### [What the task asks]
Go through the records underneath and count the lines that include the string "locations". Give nothing but the number.

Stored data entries
• • • • • • •

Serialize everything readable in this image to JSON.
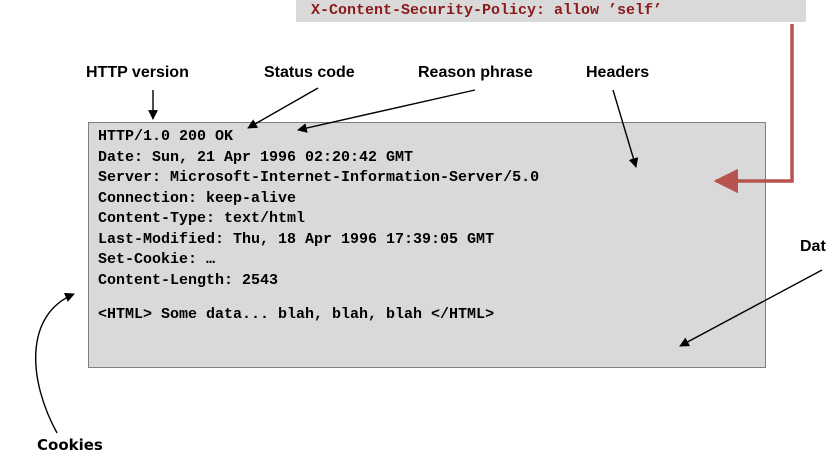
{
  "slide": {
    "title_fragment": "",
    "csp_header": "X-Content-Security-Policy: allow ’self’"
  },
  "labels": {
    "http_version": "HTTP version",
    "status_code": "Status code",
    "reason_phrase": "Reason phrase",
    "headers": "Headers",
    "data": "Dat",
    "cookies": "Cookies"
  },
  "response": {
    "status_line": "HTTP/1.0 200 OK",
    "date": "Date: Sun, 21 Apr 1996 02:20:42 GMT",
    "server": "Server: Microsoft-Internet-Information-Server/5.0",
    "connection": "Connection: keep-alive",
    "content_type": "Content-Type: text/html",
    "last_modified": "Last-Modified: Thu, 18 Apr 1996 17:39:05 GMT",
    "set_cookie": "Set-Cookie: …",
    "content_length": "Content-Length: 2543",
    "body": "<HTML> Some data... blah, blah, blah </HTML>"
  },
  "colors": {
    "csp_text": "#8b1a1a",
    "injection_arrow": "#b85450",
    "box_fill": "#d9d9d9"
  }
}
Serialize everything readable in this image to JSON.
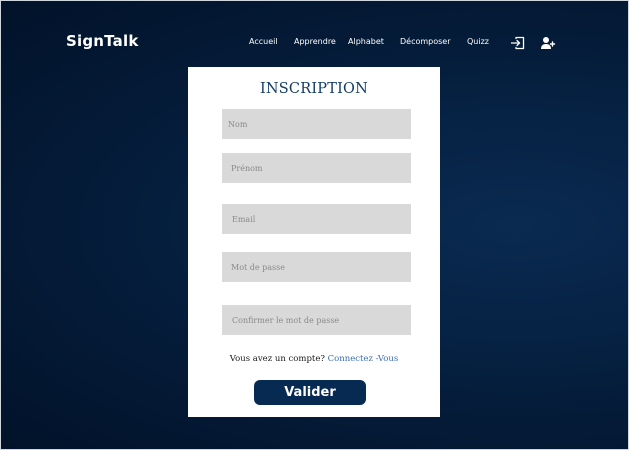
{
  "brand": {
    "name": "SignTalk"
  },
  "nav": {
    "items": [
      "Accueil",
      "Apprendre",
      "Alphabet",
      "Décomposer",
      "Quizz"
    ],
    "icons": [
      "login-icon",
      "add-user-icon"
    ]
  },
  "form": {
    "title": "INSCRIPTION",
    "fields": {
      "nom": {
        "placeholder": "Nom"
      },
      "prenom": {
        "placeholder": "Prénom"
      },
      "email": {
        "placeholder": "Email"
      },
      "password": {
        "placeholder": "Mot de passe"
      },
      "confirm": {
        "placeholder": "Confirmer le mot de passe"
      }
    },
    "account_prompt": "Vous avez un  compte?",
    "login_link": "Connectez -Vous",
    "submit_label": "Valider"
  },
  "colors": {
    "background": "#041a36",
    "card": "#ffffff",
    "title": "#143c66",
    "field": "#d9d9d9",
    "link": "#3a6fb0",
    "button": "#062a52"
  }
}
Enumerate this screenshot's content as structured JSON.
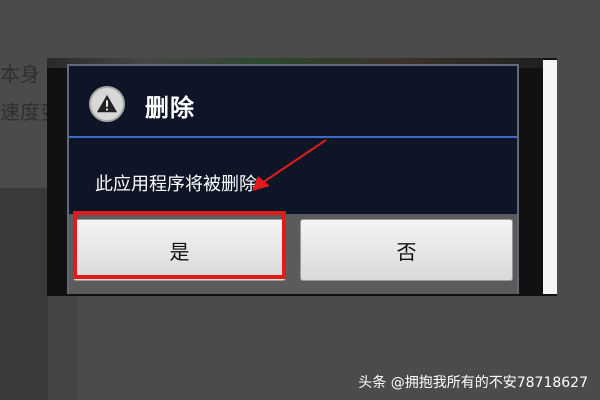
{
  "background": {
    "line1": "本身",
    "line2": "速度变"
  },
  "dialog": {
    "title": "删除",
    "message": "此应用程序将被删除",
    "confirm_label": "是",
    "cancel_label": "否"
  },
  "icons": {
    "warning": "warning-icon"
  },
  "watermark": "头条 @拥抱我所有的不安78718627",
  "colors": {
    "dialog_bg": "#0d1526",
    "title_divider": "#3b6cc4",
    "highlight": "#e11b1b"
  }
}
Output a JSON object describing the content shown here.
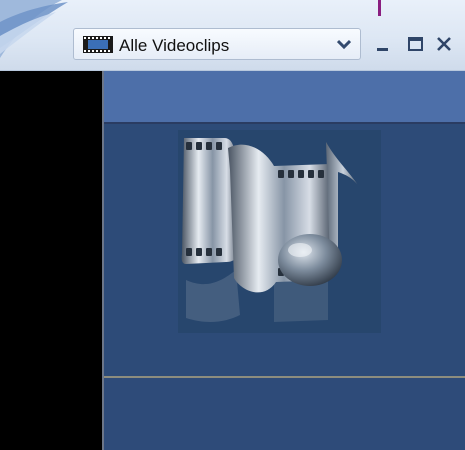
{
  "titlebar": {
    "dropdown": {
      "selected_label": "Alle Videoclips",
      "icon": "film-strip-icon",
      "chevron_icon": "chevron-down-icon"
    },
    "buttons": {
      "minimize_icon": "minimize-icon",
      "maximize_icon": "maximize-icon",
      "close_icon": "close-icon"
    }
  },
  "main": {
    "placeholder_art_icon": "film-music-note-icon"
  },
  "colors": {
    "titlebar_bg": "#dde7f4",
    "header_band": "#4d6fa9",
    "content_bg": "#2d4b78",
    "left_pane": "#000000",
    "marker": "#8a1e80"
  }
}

• • • • • • •

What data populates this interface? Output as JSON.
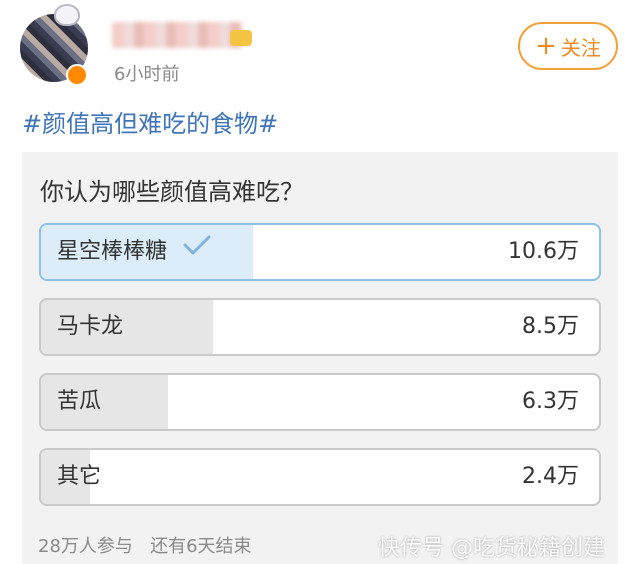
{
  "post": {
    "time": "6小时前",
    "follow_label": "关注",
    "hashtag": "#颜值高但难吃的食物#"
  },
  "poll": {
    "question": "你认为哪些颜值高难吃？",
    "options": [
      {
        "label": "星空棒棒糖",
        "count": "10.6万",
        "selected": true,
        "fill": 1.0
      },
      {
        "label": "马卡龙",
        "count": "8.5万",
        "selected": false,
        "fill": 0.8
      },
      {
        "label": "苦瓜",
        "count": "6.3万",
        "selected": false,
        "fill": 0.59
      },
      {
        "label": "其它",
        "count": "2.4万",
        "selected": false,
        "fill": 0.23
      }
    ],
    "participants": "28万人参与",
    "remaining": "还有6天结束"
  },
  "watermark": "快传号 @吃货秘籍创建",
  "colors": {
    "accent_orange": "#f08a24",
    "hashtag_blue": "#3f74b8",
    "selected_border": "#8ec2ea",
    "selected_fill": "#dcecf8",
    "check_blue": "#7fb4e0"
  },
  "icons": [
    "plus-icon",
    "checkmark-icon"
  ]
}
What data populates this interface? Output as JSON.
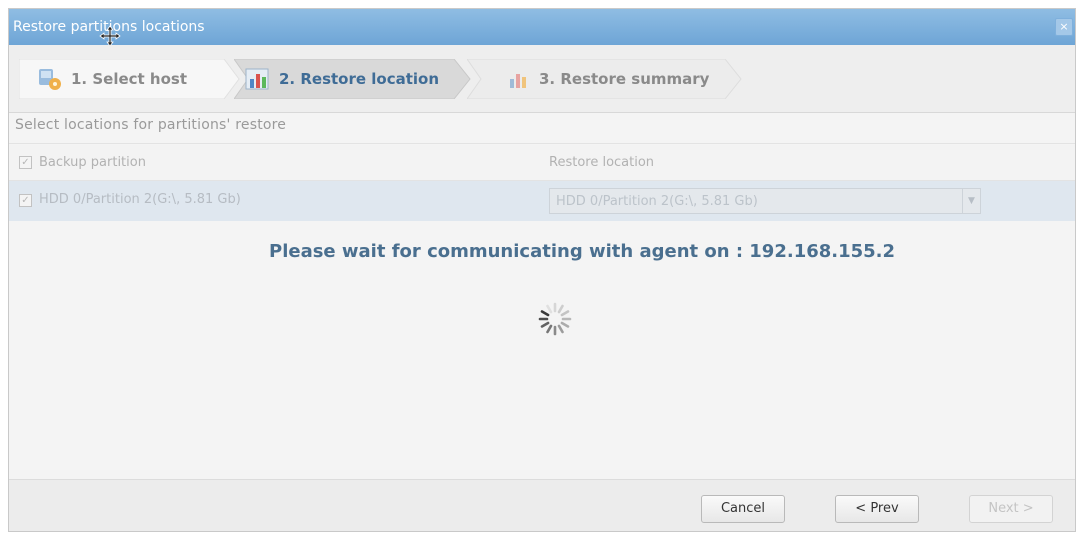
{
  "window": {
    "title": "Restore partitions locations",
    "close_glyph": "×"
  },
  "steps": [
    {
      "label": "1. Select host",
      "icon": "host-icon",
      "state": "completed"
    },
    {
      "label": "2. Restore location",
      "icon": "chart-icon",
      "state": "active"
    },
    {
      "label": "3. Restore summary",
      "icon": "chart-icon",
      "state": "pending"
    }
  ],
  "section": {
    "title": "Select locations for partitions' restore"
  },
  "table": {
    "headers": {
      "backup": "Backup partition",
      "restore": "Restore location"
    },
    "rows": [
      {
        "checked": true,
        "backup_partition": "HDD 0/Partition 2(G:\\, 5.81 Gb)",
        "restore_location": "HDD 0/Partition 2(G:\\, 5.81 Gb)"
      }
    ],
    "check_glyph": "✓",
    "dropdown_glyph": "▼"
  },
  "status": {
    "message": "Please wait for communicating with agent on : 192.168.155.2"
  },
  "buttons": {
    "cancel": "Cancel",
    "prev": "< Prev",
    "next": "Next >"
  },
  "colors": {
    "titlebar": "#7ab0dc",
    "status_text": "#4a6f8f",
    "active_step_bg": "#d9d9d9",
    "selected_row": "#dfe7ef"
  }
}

• • • • • • •

### [Complete response]
2